What the task requires:
Each line containing the word "butter" must be reported.

Dataset items:
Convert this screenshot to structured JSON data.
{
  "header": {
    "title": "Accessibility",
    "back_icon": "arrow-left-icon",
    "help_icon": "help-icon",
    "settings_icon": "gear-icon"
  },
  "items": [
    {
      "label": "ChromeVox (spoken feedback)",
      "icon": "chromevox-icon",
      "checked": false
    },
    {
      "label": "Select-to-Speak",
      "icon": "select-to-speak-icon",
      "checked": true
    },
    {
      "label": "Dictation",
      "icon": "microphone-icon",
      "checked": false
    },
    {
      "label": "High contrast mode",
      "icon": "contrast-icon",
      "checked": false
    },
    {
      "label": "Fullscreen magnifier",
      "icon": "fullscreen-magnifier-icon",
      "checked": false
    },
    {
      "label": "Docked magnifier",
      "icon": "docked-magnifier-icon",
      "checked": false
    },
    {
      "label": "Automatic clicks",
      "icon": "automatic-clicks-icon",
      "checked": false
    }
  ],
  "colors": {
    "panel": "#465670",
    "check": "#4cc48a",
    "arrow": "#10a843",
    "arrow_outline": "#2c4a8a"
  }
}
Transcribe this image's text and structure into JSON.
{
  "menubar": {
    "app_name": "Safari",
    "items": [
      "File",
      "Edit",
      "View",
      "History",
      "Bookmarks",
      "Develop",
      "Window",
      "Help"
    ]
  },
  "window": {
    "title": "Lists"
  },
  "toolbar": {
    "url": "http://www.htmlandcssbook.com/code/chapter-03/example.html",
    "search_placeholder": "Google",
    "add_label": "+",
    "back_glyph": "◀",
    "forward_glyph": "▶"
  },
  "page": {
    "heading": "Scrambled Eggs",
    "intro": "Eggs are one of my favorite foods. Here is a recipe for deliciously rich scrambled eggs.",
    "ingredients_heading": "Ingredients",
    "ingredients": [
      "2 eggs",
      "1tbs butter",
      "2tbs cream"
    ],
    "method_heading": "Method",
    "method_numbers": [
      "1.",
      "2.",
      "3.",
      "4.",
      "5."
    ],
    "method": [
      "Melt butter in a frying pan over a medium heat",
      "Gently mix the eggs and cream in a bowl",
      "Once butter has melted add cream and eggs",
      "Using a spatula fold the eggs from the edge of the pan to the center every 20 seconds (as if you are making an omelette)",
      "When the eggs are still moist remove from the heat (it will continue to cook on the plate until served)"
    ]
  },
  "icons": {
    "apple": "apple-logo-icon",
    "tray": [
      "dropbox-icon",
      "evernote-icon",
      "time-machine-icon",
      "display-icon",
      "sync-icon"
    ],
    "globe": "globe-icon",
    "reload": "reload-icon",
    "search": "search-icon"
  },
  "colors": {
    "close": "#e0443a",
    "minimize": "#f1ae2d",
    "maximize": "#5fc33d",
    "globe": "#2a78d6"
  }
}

Solved problem:
      "1tbs butter",
      "Melt butter in a frying pan over a medium heat",
      "Once butter has melted add cream and eggs",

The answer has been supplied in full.